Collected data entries

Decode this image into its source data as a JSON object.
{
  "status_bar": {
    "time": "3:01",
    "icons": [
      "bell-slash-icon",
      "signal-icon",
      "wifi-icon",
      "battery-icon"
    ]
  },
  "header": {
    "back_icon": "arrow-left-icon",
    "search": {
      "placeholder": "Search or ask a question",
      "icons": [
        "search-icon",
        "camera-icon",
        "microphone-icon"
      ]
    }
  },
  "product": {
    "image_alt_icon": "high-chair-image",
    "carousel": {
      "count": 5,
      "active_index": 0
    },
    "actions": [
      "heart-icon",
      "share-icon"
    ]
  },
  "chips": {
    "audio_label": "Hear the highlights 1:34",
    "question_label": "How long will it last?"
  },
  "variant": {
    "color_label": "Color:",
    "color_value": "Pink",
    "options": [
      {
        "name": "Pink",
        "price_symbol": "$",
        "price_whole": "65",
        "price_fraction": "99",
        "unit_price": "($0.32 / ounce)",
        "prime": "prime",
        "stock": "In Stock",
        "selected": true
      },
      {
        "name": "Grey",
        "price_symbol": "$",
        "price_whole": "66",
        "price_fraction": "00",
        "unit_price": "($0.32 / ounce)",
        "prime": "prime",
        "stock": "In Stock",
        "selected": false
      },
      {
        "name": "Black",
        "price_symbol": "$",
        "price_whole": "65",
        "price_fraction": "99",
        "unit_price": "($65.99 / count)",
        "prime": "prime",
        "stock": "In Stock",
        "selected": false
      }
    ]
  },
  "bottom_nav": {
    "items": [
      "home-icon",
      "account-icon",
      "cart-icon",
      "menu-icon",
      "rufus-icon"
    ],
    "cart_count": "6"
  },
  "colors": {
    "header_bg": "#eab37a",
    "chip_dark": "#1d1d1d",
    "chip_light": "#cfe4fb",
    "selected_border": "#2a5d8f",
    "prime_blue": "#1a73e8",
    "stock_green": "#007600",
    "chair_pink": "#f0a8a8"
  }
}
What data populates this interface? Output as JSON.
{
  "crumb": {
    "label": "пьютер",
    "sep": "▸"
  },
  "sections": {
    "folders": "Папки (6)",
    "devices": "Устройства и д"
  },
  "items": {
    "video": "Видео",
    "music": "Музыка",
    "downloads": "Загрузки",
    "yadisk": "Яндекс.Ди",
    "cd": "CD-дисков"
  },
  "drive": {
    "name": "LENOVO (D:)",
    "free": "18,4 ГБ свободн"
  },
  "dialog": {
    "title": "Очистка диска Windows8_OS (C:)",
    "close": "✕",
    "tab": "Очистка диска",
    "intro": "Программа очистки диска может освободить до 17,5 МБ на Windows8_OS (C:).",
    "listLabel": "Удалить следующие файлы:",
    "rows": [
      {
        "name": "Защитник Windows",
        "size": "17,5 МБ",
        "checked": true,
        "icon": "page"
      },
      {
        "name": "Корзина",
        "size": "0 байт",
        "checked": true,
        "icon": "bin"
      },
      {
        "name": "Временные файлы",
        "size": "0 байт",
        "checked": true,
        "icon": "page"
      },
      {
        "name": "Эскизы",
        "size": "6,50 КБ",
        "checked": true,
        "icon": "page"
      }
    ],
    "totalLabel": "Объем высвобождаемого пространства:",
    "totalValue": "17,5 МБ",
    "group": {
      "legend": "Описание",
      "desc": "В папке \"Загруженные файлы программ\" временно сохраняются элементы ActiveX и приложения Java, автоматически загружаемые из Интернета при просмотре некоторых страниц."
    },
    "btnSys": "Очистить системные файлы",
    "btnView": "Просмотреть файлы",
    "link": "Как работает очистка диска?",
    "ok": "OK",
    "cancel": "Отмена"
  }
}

Task prompt: Copy the entries above exactly, leaving none out.

Result for this exercise:
Decode this image into its source data as a JSON object.
{
  "status_bar": {
    "time": "3:01",
    "icons": [
      "bell-slash-icon",
      "signal-icon",
      "wifi-icon",
      "battery-icon"
    ]
  },
  "header": {
    "back_icon": "arrow-left-icon",
    "search": {
      "placeholder": "Search or ask a question",
      "icons": [
        "search-icon",
        "camera-icon",
        "microphone-icon"
      ]
    }
  },
  "product": {
    "image_alt_icon": "high-chair-image",
    "carousel": {
      "count": 5,
      "active_index": 0
    },
    "actions": [
      "heart-icon",
      "share-icon"
    ]
  },
  "chips": {
    "audio_label": "Hear the highlights 1:34",
    "question_label": "How long will it last?"
  },
  "variant": {
    "color_label": "Color:",
    "color_value": "Pink",
    "options": [
      {
        "name": "Pink",
        "price_symbol": "$",
        "price_whole": "65",
        "price_fraction": "99",
        "unit_price": "($0.32 / ounce)",
        "prime": "prime",
        "stock": "In Stock",
        "selected": true
      },
      {
        "name": "Grey",
        "price_symbol": "$",
        "price_whole": "66",
        "price_fraction": "00",
        "unit_price": "($0.32 / ounce)",
        "prime": "prime",
        "stock": "In Stock",
        "selected": false
      },
      {
        "name": "Black",
        "price_symbol": "$",
        "price_whole": "65",
        "price_fraction": "99",
        "unit_price": "($65.99 / count)",
        "prime": "prime",
        "stock": "In Stock",
        "selected": false
      }
    ]
  },
  "bottom_nav": {
    "items": [
      "home-icon",
      "account-icon",
      "cart-icon",
      "menu-icon",
      "rufus-icon"
    ],
    "cart_count": "6"
  },
  "colors": {
    "header_bg": "#eab37a",
    "chip_dark": "#1d1d1d",
    "chip_light": "#cfe4fb",
    "selected_border": "#2a5d8f",
    "prime_blue": "#1a73e8",
    "stock_green": "#007600",
    "chair_pink": "#f0a8a8"
  }
}
What data populates this interface? Output as JSON.
{
  "crumb": {
    "label": "пьютер",
    "sep": "▸"
  },
  "sections": {
    "folders": "Папки (6)",
    "devices": "Устройства и д"
  },
  "items": {
    "video": "Видео",
    "music": "Музыка",
    "downloads": "Загрузки",
    "yadisk": "Яндекс.Ди",
    "cd": "CD-дисков"
  },
  "drive": {
    "name": "LENOVO (D:)",
    "free": "18,4 ГБ свободн"
  },
  "dialog": {
    "title": "Очистка диска Windows8_OS (C:)",
    "close": "✕",
    "tab": "Очистка диска",
    "intro": "Программа очистки диска может освободить до 17,5 МБ на Windows8_OS (C:).",
    "listLabel": "Удалить следующие файлы:",
    "rows": [
      {
        "name": "Защитник Windows",
        "size": "17,5 МБ",
        "checked": true,
        "icon": "page"
      },
      {
        "name": "Корзина",
        "size": "0 байт",
        "checked": true,
        "icon": "bin"
      },
      {
        "name": "Временные файлы",
        "size": "0 байт",
        "checked": true,
        "icon": "page"
      },
      {
        "name": "Эскизы",
        "size": "6,50 КБ",
        "checked": true,
        "icon": "page"
      }
    ],
    "totalLabel": "Объем высвобождаемого пространства:",
    "totalValue": "17,5 МБ",
    "group": {
      "legend": "Описание",
      "desc": "В папке \"Загруженные файлы программ\" временно сохраняются элементы ActiveX и приложения Java, автоматически загружаемые из Интернета при просмотре некоторых страниц."
    },
    "btnSys": "Очистить системные файлы",
    "btnView": "Просмотреть файлы",
    "link": "Как работает очистка диска?",
    "ok": "OK",
    "cancel": "Отмена"
  }
}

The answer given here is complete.